* [The data]:
****
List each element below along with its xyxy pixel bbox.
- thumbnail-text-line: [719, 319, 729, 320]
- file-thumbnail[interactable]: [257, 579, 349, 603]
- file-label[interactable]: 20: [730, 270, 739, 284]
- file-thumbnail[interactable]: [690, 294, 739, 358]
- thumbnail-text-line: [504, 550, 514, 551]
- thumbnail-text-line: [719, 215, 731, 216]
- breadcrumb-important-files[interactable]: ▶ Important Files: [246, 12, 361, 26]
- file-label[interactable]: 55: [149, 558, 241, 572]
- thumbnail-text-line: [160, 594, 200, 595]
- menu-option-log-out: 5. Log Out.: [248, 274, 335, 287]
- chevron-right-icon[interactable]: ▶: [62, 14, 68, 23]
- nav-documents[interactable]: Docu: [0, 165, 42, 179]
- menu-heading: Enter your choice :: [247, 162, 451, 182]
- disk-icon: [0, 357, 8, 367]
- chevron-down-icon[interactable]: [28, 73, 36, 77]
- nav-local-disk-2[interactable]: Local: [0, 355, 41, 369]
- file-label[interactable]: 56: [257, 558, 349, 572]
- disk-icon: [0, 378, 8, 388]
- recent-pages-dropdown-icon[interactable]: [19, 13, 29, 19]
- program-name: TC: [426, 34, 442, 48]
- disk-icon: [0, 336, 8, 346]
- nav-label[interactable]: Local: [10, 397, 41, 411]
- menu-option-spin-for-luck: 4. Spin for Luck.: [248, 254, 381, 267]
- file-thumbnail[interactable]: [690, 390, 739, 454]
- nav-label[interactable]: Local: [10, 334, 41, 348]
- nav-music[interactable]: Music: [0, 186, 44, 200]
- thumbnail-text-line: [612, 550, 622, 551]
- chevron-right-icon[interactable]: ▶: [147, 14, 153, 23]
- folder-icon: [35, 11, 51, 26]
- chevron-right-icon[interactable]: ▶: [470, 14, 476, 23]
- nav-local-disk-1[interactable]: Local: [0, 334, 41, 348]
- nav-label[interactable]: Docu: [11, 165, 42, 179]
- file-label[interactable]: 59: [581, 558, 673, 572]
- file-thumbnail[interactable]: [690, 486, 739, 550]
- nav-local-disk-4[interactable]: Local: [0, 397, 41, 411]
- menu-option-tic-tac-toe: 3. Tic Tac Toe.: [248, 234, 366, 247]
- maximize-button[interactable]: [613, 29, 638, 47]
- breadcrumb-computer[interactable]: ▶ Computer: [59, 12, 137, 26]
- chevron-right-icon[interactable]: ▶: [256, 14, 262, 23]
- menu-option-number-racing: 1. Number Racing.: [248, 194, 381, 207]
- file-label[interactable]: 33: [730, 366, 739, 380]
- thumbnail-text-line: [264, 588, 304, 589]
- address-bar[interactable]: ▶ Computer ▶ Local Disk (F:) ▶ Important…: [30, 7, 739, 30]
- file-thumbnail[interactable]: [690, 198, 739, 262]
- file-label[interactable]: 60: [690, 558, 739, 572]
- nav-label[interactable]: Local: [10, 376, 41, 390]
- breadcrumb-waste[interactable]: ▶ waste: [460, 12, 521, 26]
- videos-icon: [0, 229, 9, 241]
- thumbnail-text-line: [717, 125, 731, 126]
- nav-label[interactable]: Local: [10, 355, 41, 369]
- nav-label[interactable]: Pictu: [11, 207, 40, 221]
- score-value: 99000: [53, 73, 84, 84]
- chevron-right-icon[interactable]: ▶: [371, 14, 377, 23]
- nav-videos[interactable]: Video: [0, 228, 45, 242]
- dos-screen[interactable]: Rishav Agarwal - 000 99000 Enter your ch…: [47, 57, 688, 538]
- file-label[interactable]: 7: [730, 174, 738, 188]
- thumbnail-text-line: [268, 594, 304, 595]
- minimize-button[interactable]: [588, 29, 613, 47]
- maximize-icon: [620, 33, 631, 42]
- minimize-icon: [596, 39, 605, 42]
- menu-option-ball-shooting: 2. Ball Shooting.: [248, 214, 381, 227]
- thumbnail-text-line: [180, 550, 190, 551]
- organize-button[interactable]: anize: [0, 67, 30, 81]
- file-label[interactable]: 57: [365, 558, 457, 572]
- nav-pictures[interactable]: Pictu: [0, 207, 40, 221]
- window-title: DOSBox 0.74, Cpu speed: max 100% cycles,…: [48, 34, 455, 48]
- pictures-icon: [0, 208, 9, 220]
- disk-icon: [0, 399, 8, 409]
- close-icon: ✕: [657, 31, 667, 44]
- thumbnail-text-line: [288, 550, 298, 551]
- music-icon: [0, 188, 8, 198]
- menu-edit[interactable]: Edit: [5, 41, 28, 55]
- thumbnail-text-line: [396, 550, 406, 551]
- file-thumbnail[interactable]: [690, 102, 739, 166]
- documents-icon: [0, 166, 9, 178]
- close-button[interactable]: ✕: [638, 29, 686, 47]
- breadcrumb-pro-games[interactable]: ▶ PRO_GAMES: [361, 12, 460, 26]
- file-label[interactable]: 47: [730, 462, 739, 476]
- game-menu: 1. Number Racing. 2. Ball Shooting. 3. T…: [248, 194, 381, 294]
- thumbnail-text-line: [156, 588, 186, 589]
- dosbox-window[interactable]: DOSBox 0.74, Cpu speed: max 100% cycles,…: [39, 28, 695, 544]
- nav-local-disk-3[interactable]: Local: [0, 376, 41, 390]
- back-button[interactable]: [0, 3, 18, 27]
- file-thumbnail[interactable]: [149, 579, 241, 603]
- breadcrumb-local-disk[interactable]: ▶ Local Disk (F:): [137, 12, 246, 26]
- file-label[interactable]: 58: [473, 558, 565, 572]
****
* [Exercise brief]: Put the items from the first line up to and including the line with "- file-label[interactable]: 59: [581, 558, 673, 572]" into a numbered list, dropping any blank lines.

* [The reply]:
1. List each element below along with its xyxy pixel bbox.
2. - thumbnail-text-line: [719, 319, 729, 320]
3. - file-thumbnail[interactable]: [257, 579, 349, 603]
4. - file-label[interactable]: 20: [730, 270, 739, 284]
5. - file-thumbnail[interactable]: [690, 294, 739, 358]
6. - thumbnail-text-line: [504, 550, 514, 551]
7. - thumbnail-text-line: [719, 215, 731, 216]
8. - breadcrumb-important-files[interactable]: ▶ Important Files: [246, 12, 361, 26]
9. - file-label[interactable]: 55: [149, 558, 241, 572]
10. - thumbnail-text-line: [160, 594, 200, 595]
11. - menu-option-log-out: 5. Log Out.: [248, 274, 335, 287]
12. - chevron-right-icon[interactable]: ▶: [62, 14, 68, 23]
13. - nav-documents[interactable]: Docu: [0, 165, 42, 179]
14. - menu-heading: Enter your choice :: [247, 162, 451, 182]
15. - disk-icon: [0, 357, 8, 367]
16. - chevron-down-icon[interactable]: [28, 73, 36, 77]
17. - nav-local-disk-2[interactable]: Local: [0, 355, 41, 369]
18. - file-label[interactable]: 56: [257, 558, 349, 572]
19. - disk-icon: [0, 378, 8, 388]
20. - recent-pages-dropdown-icon[interactable]: [19, 13, 29, 19]
21. - program-name: TC: [426, 34, 442, 48]
22. - disk-icon: [0, 336, 8, 346]
23. - nav-label[interactable]: Local: [10, 397, 41, 411]
24. - menu-option-spin-for-luck: 4. Spin for Luck.: [248, 254, 381, 267]
25. - file-thumbnail[interactable]: [690, 390, 739, 454]
26. - nav-label[interactable]: Local: [10, 334, 41, 348]
27. - nav-music[interactable]: Music: [0, 186, 44, 200]
28. - thumbnail-text-line: [612, 550, 622, 551]
29. - chevron-right-icon[interactable]: ▶: [147, 14, 153, 23]
30. - folder-icon: [35, 11, 51, 26]
31. - chevron-right-icon[interactable]: ▶: [470, 14, 476, 23]
32. - nav-local-disk-1[interactable]: Local: [0, 334, 41, 348]
33. - nav-label[interactable]: Docu: [11, 165, 42, 179]
34. - file-label[interactable]: 59: [581, 558, 673, 572]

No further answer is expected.